───── INFORMATION GIVEN ─────
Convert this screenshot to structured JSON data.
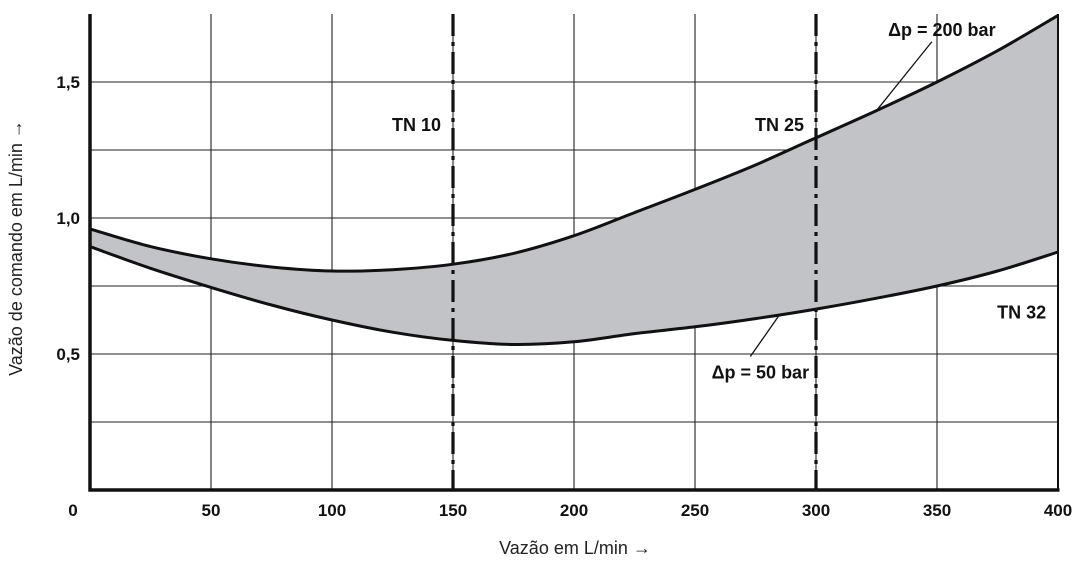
{
  "chart_data": {
    "type": "area",
    "xlabel": "Vazão em L/min →",
    "ylabel": "Vazão de comando em L/min →",
    "xlim": [
      0,
      400
    ],
    "ylim": [
      0,
      1.75
    ],
    "x_ticks": [
      0,
      50,
      100,
      150,
      200,
      250,
      300,
      350,
      400
    ],
    "x_tick_labels": [
      "0",
      "50",
      "100",
      "150",
      "200",
      "250",
      "300",
      "350",
      "400"
    ],
    "y_gridlines": [
      0.25,
      0.5,
      0.75,
      1.0,
      1.25,
      1.5
    ],
    "y_tick_values": [
      0.5,
      1.0,
      1.5
    ],
    "y_tick_labels": [
      "0,5",
      "1,0",
      "1,5"
    ],
    "grid": true,
    "fill_color": "#c1c3c7",
    "series": [
      {
        "name": "Δp = 200 bar",
        "x": [
          0,
          25,
          50,
          75,
          100,
          125,
          150,
          175,
          200,
          225,
          250,
          275,
          300,
          325,
          350,
          375,
          400
        ],
        "y": [
          0.96,
          0.895,
          0.85,
          0.82,
          0.805,
          0.81,
          0.83,
          0.87,
          0.935,
          1.02,
          1.105,
          1.195,
          1.295,
          1.395,
          1.5,
          1.615,
          1.745
        ]
      },
      {
        "name": "Δp = 50 bar",
        "x": [
          0,
          25,
          50,
          75,
          100,
          125,
          150,
          175,
          200,
          225,
          250,
          275,
          300,
          325,
          350,
          375,
          400
        ],
        "y": [
          0.895,
          0.815,
          0.745,
          0.68,
          0.625,
          0.58,
          0.55,
          0.535,
          0.545,
          0.575,
          0.6,
          0.63,
          0.665,
          0.705,
          0.75,
          0.805,
          0.875
        ]
      }
    ],
    "vertical_markers": [
      {
        "x": 150,
        "label": "TN 10"
      },
      {
        "x": 300,
        "label": "TN 25"
      }
    ],
    "annotations": [
      {
        "text": "TN 32",
        "x": 385,
        "y": 0.63
      },
      {
        "text": "Δp = 200 bar",
        "x": 352,
        "y": 1.67,
        "target_x": 325,
        "target_y": 1.395
      },
      {
        "text": "Δp = 50 bar",
        "x": 277,
        "y": 0.41,
        "target_x": 285,
        "target_y": 0.645
      }
    ]
  }
}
─────
# SHORT TASK
Quote the material exactly. Pictures stay out.

# TASK ANSWER
Convert this screenshot to structured JSON data.
{
  "chart_data": {
    "type": "area",
    "xlabel": "Vazão em L/min →",
    "ylabel": "Vazão de comando em L/min →",
    "xlim": [
      0,
      400
    ],
    "ylim": [
      0,
      1.75
    ],
    "x_ticks": [
      0,
      50,
      100,
      150,
      200,
      250,
      300,
      350,
      400
    ],
    "x_tick_labels": [
      "0",
      "50",
      "100",
      "150",
      "200",
      "250",
      "300",
      "350",
      "400"
    ],
    "y_gridlines": [
      0.25,
      0.5,
      0.75,
      1.0,
      1.25,
      1.5
    ],
    "y_tick_values": [
      0.5,
      1.0,
      1.5
    ],
    "y_tick_labels": [
      "0,5",
      "1,0",
      "1,5"
    ],
    "grid": true,
    "fill_color": "#c1c3c7",
    "series": [
      {
        "name": "Δp = 200 bar",
        "x": [
          0,
          25,
          50,
          75,
          100,
          125,
          150,
          175,
          200,
          225,
          250,
          275,
          300,
          325,
          350,
          375,
          400
        ],
        "y": [
          0.96,
          0.895,
          0.85,
          0.82,
          0.805,
          0.81,
          0.83,
          0.87,
          0.935,
          1.02,
          1.105,
          1.195,
          1.295,
          1.395,
          1.5,
          1.615,
          1.745
        ]
      },
      {
        "name": "Δp = 50 bar",
        "x": [
          0,
          25,
          50,
          75,
          100,
          125,
          150,
          175,
          200,
          225,
          250,
          275,
          300,
          325,
          350,
          375,
          400
        ],
        "y": [
          0.895,
          0.815,
          0.745,
          0.68,
          0.625,
          0.58,
          0.55,
          0.535,
          0.545,
          0.575,
          0.6,
          0.63,
          0.665,
          0.705,
          0.75,
          0.805,
          0.875
        ]
      }
    ],
    "vertical_markers": [
      {
        "x": 150,
        "label": "TN 10"
      },
      {
        "x": 300,
        "label": "TN 25"
      }
    ],
    "annotations": [
      {
        "text": "TN 32",
        "x": 385,
        "y": 0.63
      },
      {
        "text": "Δp = 200 bar",
        "x": 352,
        "y": 1.67,
        "target_x": 325,
        "target_y": 1.395
      },
      {
        "text": "Δp = 50 bar",
        "x": 277,
        "y": 0.41,
        "target_x": 285,
        "target_y": 0.645
      }
    ]
  }
}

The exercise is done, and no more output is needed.